Structured figure records
● ● ● ● ●

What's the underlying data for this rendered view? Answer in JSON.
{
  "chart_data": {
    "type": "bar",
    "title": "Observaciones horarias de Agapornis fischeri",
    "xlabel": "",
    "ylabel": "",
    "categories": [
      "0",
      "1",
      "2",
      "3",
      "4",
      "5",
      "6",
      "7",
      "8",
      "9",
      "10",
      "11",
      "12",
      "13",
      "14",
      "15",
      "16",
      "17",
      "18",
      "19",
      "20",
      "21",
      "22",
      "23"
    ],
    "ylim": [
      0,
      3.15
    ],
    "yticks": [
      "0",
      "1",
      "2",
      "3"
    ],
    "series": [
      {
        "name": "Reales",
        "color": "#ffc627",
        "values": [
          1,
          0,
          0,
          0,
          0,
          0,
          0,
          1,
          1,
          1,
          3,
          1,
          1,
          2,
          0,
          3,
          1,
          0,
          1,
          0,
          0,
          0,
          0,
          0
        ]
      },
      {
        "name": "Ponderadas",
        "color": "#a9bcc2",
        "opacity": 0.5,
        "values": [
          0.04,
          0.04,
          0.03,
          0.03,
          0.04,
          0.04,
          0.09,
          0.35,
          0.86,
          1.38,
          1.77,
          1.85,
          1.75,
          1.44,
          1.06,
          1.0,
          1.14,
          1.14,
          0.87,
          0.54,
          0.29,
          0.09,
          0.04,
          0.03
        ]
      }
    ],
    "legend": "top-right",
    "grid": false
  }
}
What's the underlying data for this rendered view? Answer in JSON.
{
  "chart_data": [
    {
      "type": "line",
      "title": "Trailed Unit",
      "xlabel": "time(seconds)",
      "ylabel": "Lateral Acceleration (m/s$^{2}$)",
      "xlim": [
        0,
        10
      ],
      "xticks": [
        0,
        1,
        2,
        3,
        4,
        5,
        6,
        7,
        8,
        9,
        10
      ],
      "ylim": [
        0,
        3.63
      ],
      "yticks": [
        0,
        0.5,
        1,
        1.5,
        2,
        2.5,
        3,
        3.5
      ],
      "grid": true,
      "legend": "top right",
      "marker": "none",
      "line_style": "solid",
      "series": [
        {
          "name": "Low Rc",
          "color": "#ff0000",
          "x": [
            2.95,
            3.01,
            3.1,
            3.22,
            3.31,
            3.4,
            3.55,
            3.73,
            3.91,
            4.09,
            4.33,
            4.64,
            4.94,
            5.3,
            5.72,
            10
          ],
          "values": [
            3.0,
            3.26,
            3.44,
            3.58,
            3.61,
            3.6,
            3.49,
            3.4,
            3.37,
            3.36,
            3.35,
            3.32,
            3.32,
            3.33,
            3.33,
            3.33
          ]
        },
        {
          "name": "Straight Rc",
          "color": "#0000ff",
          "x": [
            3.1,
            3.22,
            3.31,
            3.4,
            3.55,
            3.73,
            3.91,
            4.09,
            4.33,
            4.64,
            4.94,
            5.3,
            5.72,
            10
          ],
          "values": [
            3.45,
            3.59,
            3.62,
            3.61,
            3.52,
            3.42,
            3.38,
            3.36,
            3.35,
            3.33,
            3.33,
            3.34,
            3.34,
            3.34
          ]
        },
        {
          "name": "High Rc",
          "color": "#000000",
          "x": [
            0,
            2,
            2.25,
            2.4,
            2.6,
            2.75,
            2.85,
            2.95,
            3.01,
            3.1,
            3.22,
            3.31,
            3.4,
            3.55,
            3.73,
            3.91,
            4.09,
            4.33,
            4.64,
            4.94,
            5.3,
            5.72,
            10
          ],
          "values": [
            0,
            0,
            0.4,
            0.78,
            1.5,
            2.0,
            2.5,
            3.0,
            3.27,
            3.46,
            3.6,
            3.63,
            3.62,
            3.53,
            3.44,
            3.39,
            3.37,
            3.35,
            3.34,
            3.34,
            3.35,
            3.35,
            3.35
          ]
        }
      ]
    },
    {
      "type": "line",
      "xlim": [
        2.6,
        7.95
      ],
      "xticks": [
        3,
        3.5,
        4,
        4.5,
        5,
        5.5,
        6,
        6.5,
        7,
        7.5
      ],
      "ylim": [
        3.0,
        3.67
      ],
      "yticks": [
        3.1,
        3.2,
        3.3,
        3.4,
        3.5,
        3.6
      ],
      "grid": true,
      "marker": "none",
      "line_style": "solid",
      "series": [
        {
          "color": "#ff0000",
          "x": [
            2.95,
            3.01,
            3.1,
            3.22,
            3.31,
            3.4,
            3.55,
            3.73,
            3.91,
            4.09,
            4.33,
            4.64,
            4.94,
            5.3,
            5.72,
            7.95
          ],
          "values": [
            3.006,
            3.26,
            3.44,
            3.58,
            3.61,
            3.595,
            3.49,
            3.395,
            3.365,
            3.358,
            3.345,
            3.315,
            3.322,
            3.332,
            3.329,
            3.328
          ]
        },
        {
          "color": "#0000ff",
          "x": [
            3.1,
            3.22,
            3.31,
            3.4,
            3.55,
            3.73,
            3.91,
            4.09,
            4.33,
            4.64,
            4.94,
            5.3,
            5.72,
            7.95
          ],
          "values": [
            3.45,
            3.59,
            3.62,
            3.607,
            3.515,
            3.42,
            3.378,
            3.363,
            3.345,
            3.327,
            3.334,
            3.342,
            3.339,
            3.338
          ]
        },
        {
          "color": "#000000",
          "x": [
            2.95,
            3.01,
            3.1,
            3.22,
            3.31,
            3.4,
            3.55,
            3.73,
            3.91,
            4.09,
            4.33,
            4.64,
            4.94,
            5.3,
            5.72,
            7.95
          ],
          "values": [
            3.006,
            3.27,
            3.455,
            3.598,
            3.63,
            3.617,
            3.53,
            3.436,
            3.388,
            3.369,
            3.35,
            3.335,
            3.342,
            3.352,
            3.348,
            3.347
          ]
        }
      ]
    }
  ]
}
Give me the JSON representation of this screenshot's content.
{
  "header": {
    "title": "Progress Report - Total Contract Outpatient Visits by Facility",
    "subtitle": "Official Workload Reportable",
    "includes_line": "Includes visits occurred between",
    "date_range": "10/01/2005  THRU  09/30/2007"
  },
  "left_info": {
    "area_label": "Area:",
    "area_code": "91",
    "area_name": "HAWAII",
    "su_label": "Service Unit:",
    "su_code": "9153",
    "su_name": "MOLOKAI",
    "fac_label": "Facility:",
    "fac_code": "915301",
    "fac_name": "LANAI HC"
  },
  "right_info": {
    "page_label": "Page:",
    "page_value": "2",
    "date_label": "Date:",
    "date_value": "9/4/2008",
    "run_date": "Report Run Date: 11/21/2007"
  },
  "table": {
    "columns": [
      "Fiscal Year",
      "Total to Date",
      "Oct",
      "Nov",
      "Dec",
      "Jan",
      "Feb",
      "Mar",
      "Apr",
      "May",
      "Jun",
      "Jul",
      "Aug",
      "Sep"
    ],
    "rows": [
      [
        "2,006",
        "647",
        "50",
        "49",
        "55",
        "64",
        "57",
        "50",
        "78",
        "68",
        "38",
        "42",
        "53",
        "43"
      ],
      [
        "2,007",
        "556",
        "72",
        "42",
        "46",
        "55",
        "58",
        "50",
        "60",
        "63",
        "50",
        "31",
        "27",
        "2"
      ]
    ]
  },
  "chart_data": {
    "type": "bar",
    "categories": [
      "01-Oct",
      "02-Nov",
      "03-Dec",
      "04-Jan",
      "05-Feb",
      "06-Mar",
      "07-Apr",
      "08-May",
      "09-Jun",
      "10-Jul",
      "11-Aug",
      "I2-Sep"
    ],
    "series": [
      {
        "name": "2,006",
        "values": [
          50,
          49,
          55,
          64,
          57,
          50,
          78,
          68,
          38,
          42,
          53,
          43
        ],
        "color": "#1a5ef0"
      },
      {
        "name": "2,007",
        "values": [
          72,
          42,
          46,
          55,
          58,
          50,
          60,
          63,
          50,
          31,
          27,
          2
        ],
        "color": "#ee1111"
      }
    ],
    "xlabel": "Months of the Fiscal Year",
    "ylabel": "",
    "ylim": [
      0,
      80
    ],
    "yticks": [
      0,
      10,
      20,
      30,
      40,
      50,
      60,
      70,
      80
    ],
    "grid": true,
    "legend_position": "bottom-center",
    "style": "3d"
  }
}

● ● ● ● ●

_Exercise task_.
Determine the number of lines containing "Total". Write only that number.

_Answer to this exercise_.
2